- [Problem to work on]: Show each line of the data below that has the string "Local" in it.

-- start of Data excerpts --

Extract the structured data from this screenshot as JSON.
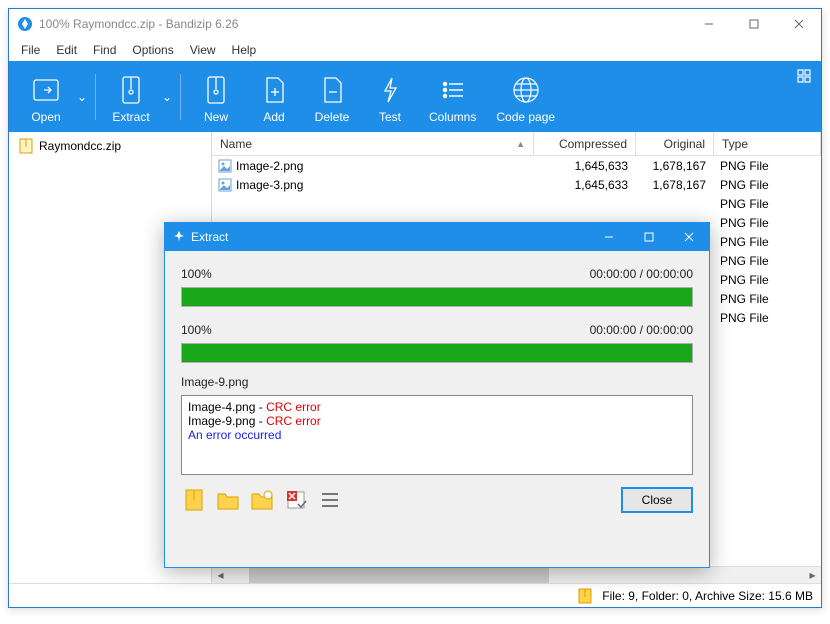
{
  "window": {
    "title": "100% Raymondcc.zip - Bandizip 6.26"
  },
  "menu": [
    "File",
    "Edit",
    "Find",
    "Options",
    "View",
    "Help"
  ],
  "toolbar": {
    "open": "Open",
    "extract": "Extract",
    "new": "New",
    "add": "Add",
    "delete": "Delete",
    "test": "Test",
    "columns": "Columns",
    "codepage": "Code page"
  },
  "tree": {
    "root": "Raymondcc.zip"
  },
  "columns": {
    "name": "Name",
    "compressed": "Compressed",
    "original": "Original",
    "type": "Type"
  },
  "files": [
    {
      "name": "Image-2.png",
      "compressed": "1,645,633",
      "original": "1,678,167",
      "type": "PNG File"
    },
    {
      "name": "Image-3.png",
      "compressed": "1,645,633",
      "original": "1,678,167",
      "type": "PNG File"
    },
    {
      "name": "",
      "compressed": "",
      "original": "",
      "type": "PNG File"
    },
    {
      "name": "",
      "compressed": "",
      "original": "",
      "type": "PNG File"
    },
    {
      "name": "",
      "compressed": "",
      "original": "",
      "type": "PNG File"
    },
    {
      "name": "",
      "compressed": "",
      "original": "",
      "type": "PNG File"
    },
    {
      "name": "",
      "compressed": "",
      "original": "",
      "type": "PNG File"
    },
    {
      "name": "",
      "compressed": "",
      "original": "",
      "type": "PNG File"
    },
    {
      "name": "",
      "compressed": "",
      "original": "",
      "type": "PNG File"
    }
  ],
  "status": "File: 9, Folder: 0, Archive Size: 15.6 MB",
  "dialog": {
    "title": "Extract",
    "p1_pct": "100%",
    "p1_time": "00:00:00 / 00:00:00",
    "p2_pct": "100%",
    "p2_time": "00:00:00 / 00:00:00",
    "current": "Image-9.png",
    "log": [
      {
        "file": "Image-4.png",
        "sep": " - ",
        "err": "CRC error"
      },
      {
        "file": "Image-9.png",
        "sep": " - ",
        "err": "CRC error"
      }
    ],
    "msg": "An error occurred",
    "close": "Close"
  }
}
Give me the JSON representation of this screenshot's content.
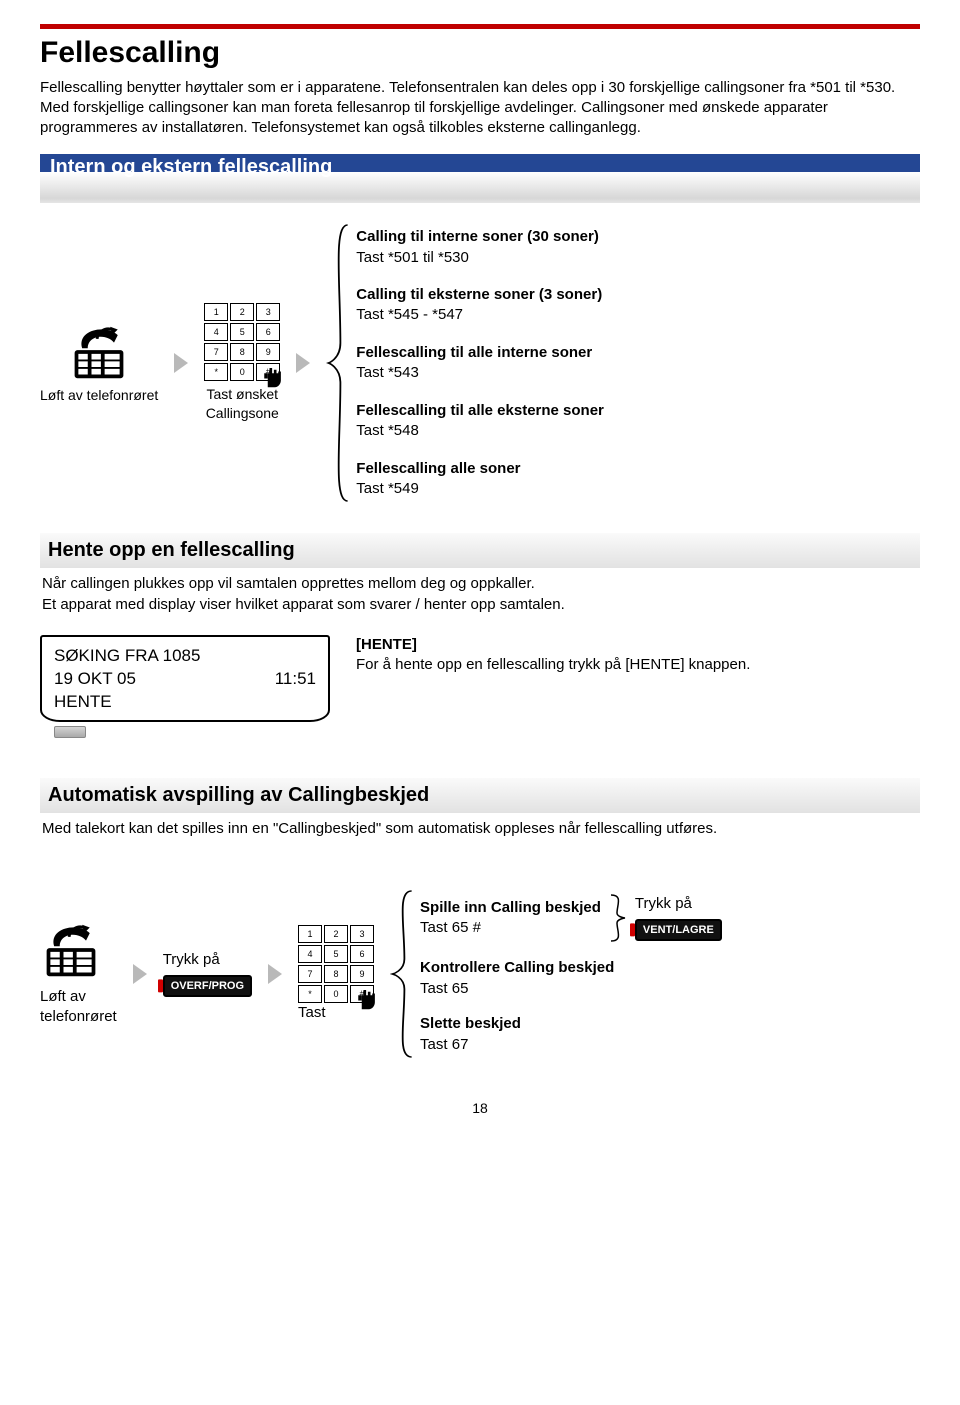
{
  "page_title": "Fellescalling",
  "intro": "Fellescalling benytter høyttaler som er i apparatene. Telefonsentralen kan deles opp i 30 forskjellige callingsoner fra *501 til *530. Med forskjellige callingsoner kan man foreta fellesanrop til forskjellige avdelinger. Callingsoner med ønskede apparater programmeres av installatøren. Telefonsystemet kan også tilkobles eksterne callinganlegg.",
  "section1": {
    "title": "Intern og ekstern fellescalling",
    "lift_label": "Løft av telefonrøret",
    "keypad_label_line1": "Tast ønsket",
    "keypad_label_line2": "Callingsone",
    "options": [
      {
        "title": "Calling til interne soner (30 soner)",
        "code": "Tast *501 til *530"
      },
      {
        "title": "Calling til eksterne soner (3 soner)",
        "code": "Tast *545 - *547"
      },
      {
        "title": "Fellescalling til alle interne soner",
        "code": "Tast *543"
      },
      {
        "title": "Fellescalling til alle eksterne soner",
        "code": "Tast *548"
      },
      {
        "title": "Fellescalling alle soner",
        "code": "Tast *549"
      }
    ]
  },
  "section2": {
    "title": "Hente opp en fellescalling",
    "desc": "Når callingen plukkes opp vil samtalen opprettes mellom deg og oppkaller.\nEt apparat med display viser hvilket apparat som svarer / henter opp samtalen.",
    "display": {
      "line1": "SØKING FRA 1085",
      "line2_left": "19 OKT 05",
      "line2_right": "11:51",
      "line3": "HENTE"
    },
    "hente_label": "[HENTE]",
    "hente_desc": "For å hente opp en fellescalling trykk på [HENTE] knappen."
  },
  "section3": {
    "title": "Automatisk avspilling av Callingbeskjed",
    "desc": "Med talekort kan det spilles inn en \"Callingbeskjed\" som automatisk oppleses når fellescalling utføres.",
    "press_label": "Trykk på",
    "overf_btn": "OVERF/PROG",
    "lift_label_line1": "Løft av",
    "lift_label_line2": "telefonrøret",
    "tast_label": "Tast",
    "options": [
      {
        "title": "Spille inn Calling beskjed",
        "code": "Tast 65 #"
      },
      {
        "title": "Kontrollere Calling beskjed",
        "code": "Tast 65"
      },
      {
        "title": "Slette beskjed",
        "code": "Tast 67"
      }
    ],
    "vent_press": "Trykk på",
    "vent_btn": "VENT/LAGRE"
  },
  "keypad_keys": [
    "1",
    "2",
    "3",
    "4",
    "5",
    "6",
    "7",
    "8",
    "9",
    "*",
    "0",
    "#"
  ],
  "page_number": "18"
}
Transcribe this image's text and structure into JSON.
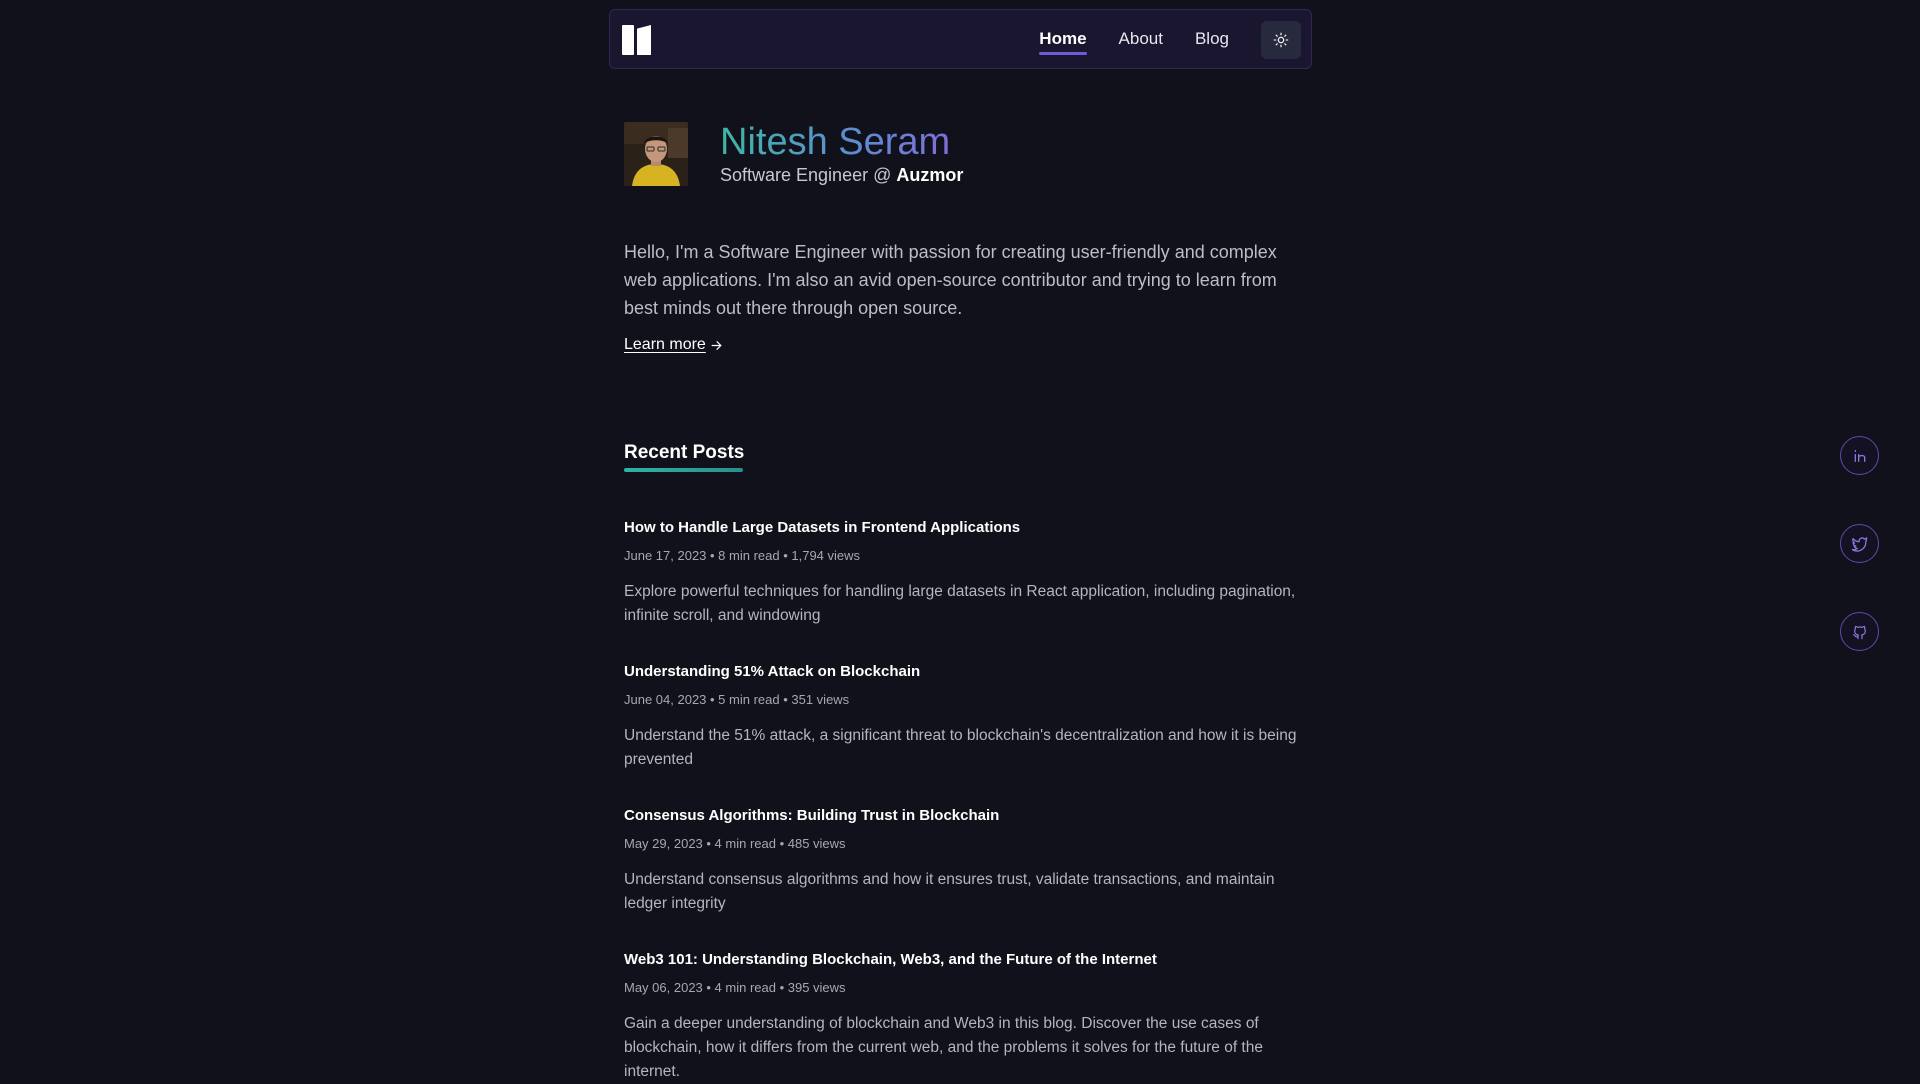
{
  "nav": {
    "links": [
      "Home",
      "About",
      "Blog"
    ]
  },
  "hero": {
    "name": "Nitesh Seram",
    "role": "Software Engineer @ ",
    "company": "Auzmor",
    "intro": "Hello, I'm a Software Engineer with passion for creating user-friendly and complex web applications. I'm also an avid open-source contributor and trying to learn from best minds out there through open source.",
    "learn_more": "Learn more"
  },
  "recent_posts": {
    "title": "Recent Posts",
    "posts": [
      {
        "title": "How to Handle Large Datasets in Frontend Applications",
        "meta": "June 17, 2023 • 8 min read • 1,794 views",
        "desc": "Explore powerful techniques for handling large datasets in React application, including pagination, infinite scroll, and windowing"
      },
      {
        "title": "Understanding 51% Attack on Blockchain",
        "meta": "June 04, 2023 • 5 min read • 351 views",
        "desc": "Understand the 51% attack, a significant threat to blockchain's decentralization and how it is being prevented"
      },
      {
        "title": "Consensus Algorithms: Building Trust in Blockchain",
        "meta": "May 29, 2023 • 4 min read • 485 views",
        "desc": "Understand consensus algorithms and how it ensures trust, validate transactions, and maintain ledger integrity"
      },
      {
        "title": "Web3 101: Understanding Blockchain, Web3, and the Future of the Internet",
        "meta": "May 06, 2023 • 4 min read • 395 views",
        "desc": "Gain a deeper understanding of blockchain and Web3 in this blog. Discover the use cases of blockchain, how it differs from the current web, and the problems it solves for the future of the internet."
      }
    ]
  },
  "social": {
    "icons": [
      "linkedin-icon",
      "twitter-icon",
      "github-icon"
    ]
  },
  "colors": {
    "background": "#11111c",
    "nav_bg": "#1a1630",
    "accent_purple": "#6f5bd6",
    "accent_teal": "#2fb3a0"
  }
}
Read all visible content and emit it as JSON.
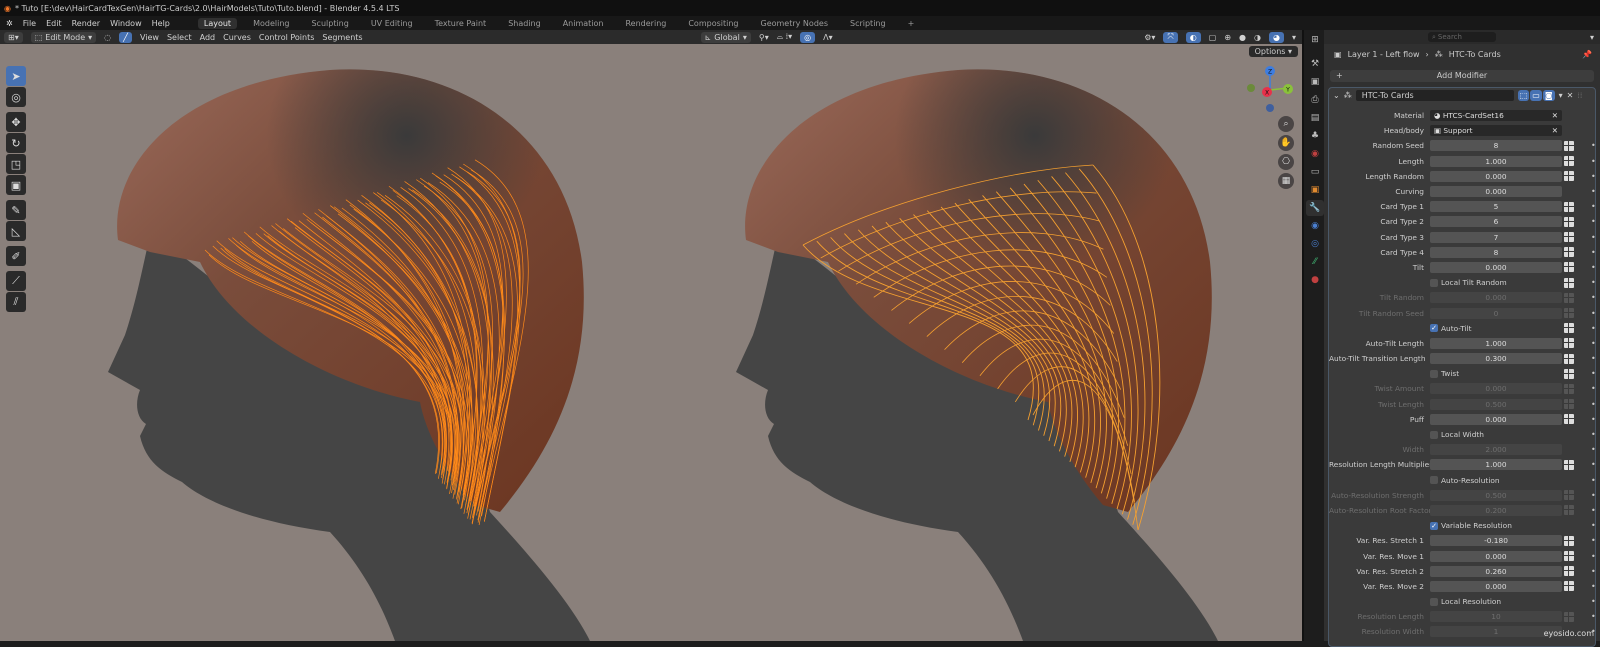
{
  "title": "* Tuto [E:\\dev\\HairCardTexGen\\HairTG-Cards\\2.0\\HairModels\\Tuto\\Tuto.blend] - Blender 4.5.4 LTS",
  "menu": [
    "File",
    "Edit",
    "Render",
    "Window",
    "Help"
  ],
  "workspaces": [
    "Layout",
    "Modeling",
    "Sculpting",
    "UV Editing",
    "Texture Paint",
    "Shading",
    "Animation",
    "Rendering",
    "Compositing",
    "Geometry Nodes",
    "Scripting",
    "+"
  ],
  "viewport_header": {
    "mode": "Edit Mode",
    "menus": [
      "View",
      "Select",
      "Add",
      "Curves",
      "Control Points",
      "Segments"
    ],
    "orientation": "Global",
    "options": "Options"
  },
  "gizmo": {
    "x": "X",
    "y": "Y",
    "z": "Z"
  },
  "props": {
    "search_placeholder": "Search",
    "breadcrumb": [
      "Layer 1 - Left flow",
      "HTC-To Cards"
    ],
    "add_modifier": "Add Modifier",
    "modifier_name": "HTC-To Cards",
    "rows": [
      {
        "label": "Material",
        "value": "HTCS-CardSet16",
        "type": "obj"
      },
      {
        "label": "Head/body",
        "value": "Support",
        "type": "obj"
      },
      {
        "label": "Random Seed",
        "value": "8",
        "deco": true
      },
      {
        "label": "Length",
        "value": "1.000",
        "deco": true
      },
      {
        "label": "Length Random",
        "value": "0.000",
        "deco": true
      },
      {
        "label": "Curving",
        "value": "0.000"
      },
      {
        "label": "Card Type 1",
        "value": "5",
        "deco": true
      },
      {
        "label": "Card Type 2",
        "value": "6",
        "deco": true
      },
      {
        "label": "Card Type 3",
        "value": "7",
        "deco": true
      },
      {
        "label": "Card Type 4",
        "value": "8",
        "deco": true
      },
      {
        "label": "Tilt",
        "value": "0.000",
        "deco": true
      },
      {
        "label": "Local Tilt Random",
        "type": "check",
        "checked": false,
        "deco": true
      },
      {
        "label": "Tilt Random",
        "value": "0.000",
        "disabled": true,
        "deco": true
      },
      {
        "label": "Tilt Random Seed",
        "value": "0",
        "disabled": true,
        "deco": true
      },
      {
        "label": "Auto-Tilt",
        "type": "check",
        "checked": true,
        "deco": true
      },
      {
        "label": "Auto-Tilt Length",
        "value": "1.000",
        "deco": true
      },
      {
        "label": "Auto-Tilt Transition Length",
        "value": "0.300",
        "deco": true
      },
      {
        "label": "Twist",
        "type": "check",
        "checked": false,
        "deco": true
      },
      {
        "label": "Twist Amount",
        "value": "0.000",
        "disabled": true,
        "deco": true
      },
      {
        "label": "Twist Length",
        "value": "0.500",
        "disabled": true,
        "deco": true
      },
      {
        "label": "Puff",
        "value": "0.000",
        "deco": true
      },
      {
        "label": "Local Width",
        "type": "check",
        "checked": false
      },
      {
        "label": "Width",
        "value": "2.000",
        "disabled": true
      },
      {
        "label": "Resolution Length Multiplier",
        "value": "1.000",
        "deco": true
      },
      {
        "label": "Auto-Resolution",
        "type": "check",
        "checked": false
      },
      {
        "label": "Auto-Resolution Strength",
        "value": "0.500",
        "disabled": true,
        "deco": true
      },
      {
        "label": "Auto-Resolution Root Factor",
        "value": "0.200",
        "disabled": true,
        "deco": true
      },
      {
        "label": "Variable Resolution",
        "type": "check",
        "checked": true
      },
      {
        "label": "Var. Res. Stretch 1",
        "value": "-0.180",
        "deco": true
      },
      {
        "label": "Var. Res. Move 1",
        "value": "0.000",
        "deco": true
      },
      {
        "label": "Var. Res. Stretch 2",
        "value": "0.260",
        "deco": true
      },
      {
        "label": "Var. Res. Move 2",
        "value": "0.000",
        "deco": true
      },
      {
        "label": "Local Resolution",
        "type": "check",
        "checked": false
      },
      {
        "label": "Resolution Length",
        "value": "10",
        "disabled": true,
        "deco": true
      },
      {
        "label": "Resolution Width",
        "value": "1",
        "disabled": true
      }
    ]
  },
  "watermark": "eyosido.com",
  "colors": {
    "accent": "#4772b3",
    "curve": "#ff8a1a",
    "background": "#8a807b",
    "head": "#454545"
  }
}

-- end of Data excerpts --

- [Finished task]:
        "label": "Local Tilt Random",
        "label": "Local Width",
        "label": "Local Resolution",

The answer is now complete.